* [WHAT TO WORK ON] In how many lines does the string "Zool" appear? Answer with the number only.
--- BEGIN WORKING DATA ---
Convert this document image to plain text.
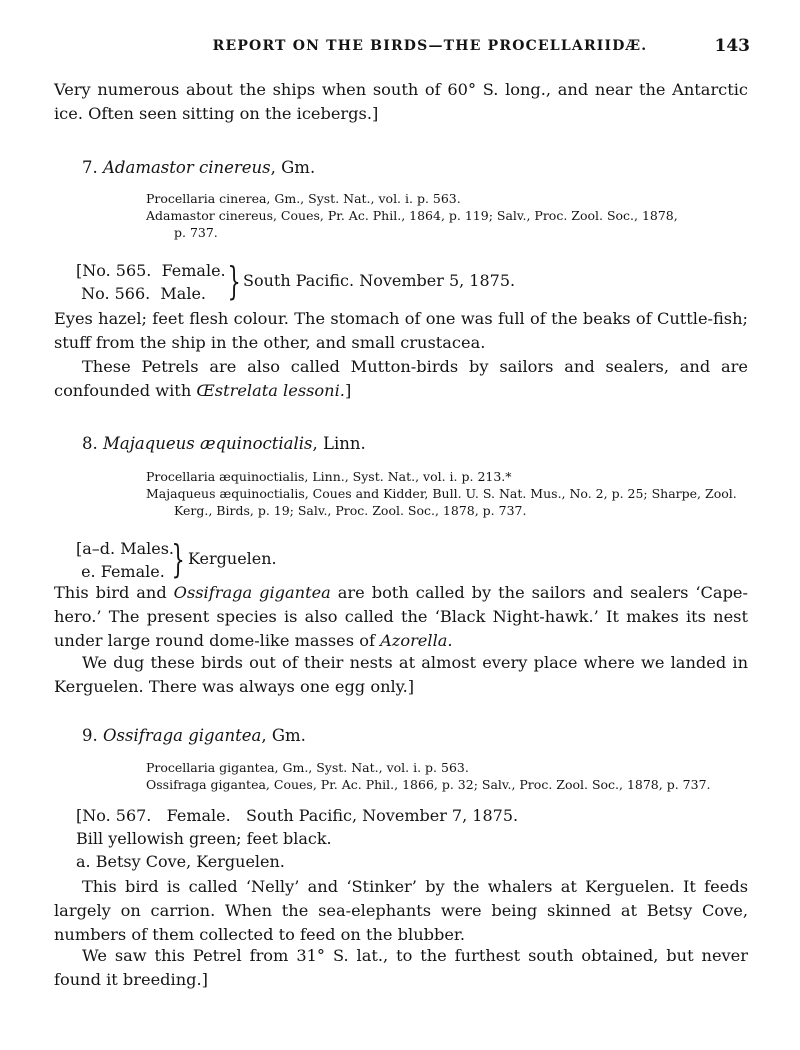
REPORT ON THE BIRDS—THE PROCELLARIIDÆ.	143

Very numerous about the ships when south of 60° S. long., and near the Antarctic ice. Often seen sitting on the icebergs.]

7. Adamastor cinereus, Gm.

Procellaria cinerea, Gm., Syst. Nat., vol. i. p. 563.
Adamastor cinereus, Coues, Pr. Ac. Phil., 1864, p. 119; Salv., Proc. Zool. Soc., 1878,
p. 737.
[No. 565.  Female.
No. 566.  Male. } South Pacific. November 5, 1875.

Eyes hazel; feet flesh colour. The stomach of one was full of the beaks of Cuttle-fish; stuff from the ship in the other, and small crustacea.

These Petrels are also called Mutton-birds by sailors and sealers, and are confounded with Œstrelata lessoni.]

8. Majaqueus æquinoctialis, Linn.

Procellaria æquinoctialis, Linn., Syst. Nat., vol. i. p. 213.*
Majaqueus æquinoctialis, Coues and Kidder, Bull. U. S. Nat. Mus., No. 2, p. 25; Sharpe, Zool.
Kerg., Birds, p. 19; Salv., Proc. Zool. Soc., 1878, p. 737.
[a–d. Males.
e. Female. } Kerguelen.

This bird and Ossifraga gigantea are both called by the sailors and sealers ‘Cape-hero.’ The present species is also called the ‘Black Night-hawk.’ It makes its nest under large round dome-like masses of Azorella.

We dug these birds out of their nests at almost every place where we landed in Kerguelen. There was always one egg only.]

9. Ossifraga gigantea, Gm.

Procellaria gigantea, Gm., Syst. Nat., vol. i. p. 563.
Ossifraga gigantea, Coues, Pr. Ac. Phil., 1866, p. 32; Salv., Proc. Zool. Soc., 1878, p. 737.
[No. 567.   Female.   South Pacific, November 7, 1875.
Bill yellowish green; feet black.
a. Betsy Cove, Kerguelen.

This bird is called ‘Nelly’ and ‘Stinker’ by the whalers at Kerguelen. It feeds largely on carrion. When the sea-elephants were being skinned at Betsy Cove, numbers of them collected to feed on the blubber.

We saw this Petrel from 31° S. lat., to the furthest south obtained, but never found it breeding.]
--- END WORKING DATA ---
--- BEGIN WORKING DATA ---
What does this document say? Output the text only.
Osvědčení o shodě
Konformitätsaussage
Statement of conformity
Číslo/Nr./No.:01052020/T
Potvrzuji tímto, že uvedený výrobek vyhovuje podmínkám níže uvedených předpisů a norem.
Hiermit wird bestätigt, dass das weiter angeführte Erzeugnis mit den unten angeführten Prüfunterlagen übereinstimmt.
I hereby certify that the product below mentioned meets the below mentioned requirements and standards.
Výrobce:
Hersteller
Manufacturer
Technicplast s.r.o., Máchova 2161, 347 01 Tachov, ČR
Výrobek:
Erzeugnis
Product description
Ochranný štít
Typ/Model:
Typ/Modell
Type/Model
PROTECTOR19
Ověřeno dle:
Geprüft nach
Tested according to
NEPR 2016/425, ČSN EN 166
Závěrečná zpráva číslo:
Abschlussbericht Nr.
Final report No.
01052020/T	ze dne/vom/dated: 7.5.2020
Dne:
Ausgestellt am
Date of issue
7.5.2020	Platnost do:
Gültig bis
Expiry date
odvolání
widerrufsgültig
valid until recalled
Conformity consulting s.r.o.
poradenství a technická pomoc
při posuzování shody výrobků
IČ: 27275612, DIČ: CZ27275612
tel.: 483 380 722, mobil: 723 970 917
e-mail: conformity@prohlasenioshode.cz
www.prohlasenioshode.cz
--- END WORKING DATA ---
--- BEGIN WORKING DATA ---
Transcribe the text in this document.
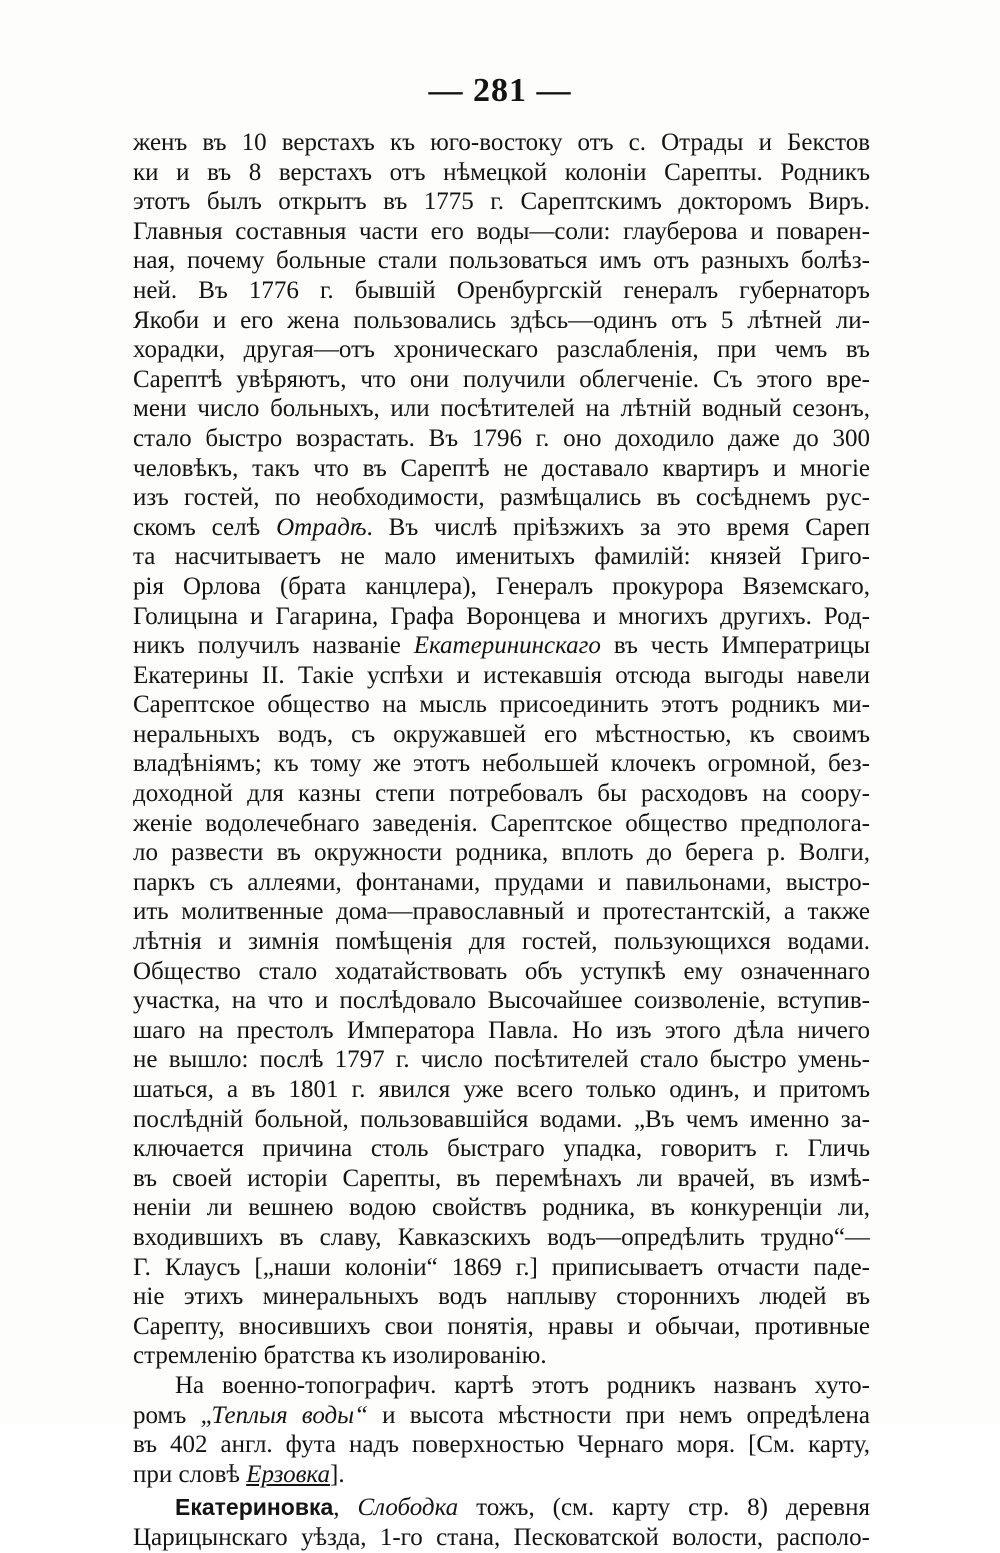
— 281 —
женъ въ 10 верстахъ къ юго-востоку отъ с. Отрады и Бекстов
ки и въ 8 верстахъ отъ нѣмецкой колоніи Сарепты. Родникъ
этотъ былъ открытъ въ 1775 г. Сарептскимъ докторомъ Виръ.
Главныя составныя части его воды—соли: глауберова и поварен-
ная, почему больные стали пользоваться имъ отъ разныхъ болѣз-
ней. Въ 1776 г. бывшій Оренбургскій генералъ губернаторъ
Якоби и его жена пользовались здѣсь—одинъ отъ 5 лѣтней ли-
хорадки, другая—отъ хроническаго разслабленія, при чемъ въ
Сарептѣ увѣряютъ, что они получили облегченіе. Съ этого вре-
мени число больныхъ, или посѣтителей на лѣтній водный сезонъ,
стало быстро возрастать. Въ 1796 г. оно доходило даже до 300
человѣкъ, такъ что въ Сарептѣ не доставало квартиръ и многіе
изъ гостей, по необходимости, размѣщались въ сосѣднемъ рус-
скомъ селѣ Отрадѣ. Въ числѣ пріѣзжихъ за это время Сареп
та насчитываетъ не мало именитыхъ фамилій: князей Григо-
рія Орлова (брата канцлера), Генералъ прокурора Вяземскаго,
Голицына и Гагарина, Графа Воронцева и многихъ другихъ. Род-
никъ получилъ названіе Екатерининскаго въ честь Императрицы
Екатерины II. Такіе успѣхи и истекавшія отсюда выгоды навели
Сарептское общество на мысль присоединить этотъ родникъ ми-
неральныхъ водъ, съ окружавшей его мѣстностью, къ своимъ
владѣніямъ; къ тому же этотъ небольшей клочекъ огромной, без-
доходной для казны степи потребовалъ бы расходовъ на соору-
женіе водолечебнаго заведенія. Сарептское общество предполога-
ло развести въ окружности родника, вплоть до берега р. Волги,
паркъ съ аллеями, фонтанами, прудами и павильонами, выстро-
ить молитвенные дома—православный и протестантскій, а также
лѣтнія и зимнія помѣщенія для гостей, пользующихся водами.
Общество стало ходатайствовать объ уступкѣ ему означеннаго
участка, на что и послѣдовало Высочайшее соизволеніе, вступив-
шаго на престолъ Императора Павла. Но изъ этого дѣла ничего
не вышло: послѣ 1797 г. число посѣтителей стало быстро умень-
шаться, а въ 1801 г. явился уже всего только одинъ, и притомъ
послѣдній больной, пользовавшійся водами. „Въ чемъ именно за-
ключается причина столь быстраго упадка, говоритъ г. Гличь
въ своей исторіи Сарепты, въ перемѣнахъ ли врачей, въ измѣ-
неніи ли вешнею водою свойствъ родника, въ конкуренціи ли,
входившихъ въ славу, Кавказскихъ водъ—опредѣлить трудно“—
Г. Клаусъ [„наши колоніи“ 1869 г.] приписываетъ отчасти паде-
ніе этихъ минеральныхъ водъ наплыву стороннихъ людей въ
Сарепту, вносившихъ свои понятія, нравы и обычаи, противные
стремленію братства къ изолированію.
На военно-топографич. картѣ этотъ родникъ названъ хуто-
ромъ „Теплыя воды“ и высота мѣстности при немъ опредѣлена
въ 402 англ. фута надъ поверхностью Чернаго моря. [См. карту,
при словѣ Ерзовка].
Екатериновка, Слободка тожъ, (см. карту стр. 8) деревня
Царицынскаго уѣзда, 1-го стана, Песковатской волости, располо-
--- END WORKING DATA ---
* [REPLY TO THE TASK] 4